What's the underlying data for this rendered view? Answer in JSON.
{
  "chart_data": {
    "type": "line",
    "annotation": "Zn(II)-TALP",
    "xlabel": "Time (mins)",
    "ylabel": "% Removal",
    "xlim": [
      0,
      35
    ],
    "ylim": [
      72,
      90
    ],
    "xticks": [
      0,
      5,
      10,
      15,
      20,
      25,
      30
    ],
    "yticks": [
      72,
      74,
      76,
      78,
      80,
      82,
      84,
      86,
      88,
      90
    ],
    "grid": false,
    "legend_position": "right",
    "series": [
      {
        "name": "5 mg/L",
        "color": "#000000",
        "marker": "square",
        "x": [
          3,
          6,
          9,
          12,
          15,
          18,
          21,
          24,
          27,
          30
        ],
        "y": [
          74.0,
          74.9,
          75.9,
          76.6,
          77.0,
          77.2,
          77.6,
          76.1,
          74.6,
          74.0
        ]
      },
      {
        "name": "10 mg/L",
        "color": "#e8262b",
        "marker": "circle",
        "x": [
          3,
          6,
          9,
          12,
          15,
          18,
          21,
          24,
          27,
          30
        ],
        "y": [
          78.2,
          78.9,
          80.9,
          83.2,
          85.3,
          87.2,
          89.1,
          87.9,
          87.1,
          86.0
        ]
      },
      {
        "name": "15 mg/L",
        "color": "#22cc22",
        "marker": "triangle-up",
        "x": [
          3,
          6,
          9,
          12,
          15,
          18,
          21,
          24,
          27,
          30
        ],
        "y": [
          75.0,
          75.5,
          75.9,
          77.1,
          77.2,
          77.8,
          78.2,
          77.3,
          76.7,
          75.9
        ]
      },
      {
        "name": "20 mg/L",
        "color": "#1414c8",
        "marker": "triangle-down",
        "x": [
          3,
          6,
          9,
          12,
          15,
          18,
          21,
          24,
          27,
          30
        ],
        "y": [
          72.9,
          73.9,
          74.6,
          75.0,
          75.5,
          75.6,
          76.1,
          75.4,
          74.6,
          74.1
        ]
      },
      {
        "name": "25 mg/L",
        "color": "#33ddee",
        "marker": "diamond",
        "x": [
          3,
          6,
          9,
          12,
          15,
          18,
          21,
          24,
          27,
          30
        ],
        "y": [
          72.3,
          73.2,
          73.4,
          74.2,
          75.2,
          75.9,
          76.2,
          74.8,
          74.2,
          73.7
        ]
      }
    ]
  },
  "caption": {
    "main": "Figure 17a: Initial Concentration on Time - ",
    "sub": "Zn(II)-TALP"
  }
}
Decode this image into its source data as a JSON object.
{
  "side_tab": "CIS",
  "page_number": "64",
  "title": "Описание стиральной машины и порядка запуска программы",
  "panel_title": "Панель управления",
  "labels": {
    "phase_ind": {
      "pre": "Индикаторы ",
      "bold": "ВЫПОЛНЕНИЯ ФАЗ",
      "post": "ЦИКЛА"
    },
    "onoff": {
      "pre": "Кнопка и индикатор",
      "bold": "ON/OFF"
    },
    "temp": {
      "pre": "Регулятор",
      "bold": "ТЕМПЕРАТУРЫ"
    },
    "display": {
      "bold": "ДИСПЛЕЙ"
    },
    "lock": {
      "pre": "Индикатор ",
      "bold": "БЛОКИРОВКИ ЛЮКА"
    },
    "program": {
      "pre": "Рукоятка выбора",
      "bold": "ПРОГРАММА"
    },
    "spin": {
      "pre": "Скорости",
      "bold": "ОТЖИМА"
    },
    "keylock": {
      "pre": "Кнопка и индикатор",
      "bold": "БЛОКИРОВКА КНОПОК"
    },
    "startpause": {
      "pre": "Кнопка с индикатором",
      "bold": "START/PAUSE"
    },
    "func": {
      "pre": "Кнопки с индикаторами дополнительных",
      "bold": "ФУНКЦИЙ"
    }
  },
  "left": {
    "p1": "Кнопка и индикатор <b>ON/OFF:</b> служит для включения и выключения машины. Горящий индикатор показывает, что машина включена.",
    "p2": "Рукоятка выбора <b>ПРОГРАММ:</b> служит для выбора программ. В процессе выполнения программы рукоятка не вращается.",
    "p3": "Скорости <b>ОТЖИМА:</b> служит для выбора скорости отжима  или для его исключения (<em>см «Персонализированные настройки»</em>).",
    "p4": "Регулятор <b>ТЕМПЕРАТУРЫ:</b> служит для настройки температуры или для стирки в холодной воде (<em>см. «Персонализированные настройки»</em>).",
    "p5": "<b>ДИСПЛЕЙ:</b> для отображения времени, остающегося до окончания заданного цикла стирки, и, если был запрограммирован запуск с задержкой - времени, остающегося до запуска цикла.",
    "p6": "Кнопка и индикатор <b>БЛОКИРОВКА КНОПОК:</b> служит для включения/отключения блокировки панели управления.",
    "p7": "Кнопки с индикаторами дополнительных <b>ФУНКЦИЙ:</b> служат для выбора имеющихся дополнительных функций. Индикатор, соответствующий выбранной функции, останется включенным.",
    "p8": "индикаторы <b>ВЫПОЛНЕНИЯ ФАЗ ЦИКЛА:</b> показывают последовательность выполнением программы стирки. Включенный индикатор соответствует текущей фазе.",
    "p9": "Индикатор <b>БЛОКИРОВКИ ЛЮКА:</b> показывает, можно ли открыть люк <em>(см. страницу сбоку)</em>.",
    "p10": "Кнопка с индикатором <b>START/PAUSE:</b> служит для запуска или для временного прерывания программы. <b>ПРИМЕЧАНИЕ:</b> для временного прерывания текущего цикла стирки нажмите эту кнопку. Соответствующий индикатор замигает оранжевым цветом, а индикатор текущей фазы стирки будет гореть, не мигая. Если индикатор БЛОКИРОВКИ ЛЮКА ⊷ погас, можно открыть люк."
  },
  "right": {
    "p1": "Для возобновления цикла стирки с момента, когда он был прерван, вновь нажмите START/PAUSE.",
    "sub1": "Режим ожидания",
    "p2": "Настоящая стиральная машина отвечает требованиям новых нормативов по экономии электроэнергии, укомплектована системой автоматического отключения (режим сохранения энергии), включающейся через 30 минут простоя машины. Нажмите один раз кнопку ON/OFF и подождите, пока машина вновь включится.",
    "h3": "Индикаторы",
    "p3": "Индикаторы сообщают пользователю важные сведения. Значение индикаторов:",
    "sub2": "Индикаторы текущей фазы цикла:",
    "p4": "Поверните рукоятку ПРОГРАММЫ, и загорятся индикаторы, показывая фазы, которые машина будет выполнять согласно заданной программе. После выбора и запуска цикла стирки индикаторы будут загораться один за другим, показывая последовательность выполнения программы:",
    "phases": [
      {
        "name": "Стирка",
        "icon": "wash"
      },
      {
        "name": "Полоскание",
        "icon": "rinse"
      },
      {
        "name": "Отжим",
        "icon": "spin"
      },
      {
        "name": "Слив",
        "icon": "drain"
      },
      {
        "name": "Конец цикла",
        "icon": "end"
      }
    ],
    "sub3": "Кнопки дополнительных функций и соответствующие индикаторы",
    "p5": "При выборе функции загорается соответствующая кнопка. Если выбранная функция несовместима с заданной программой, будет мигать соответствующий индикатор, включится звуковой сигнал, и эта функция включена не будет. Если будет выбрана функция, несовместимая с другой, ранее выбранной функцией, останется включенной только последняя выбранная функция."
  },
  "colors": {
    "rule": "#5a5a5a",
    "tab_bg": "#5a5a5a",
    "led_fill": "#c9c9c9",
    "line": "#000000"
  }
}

• Short problem:
Copy all lines of the listing above that contain the string "marker".

• The solution:
        "marker": "square",
        "marker": "circle",
        "marker": "triangle-up",
        "marker": "triangle-down",
        "marker": "diamond",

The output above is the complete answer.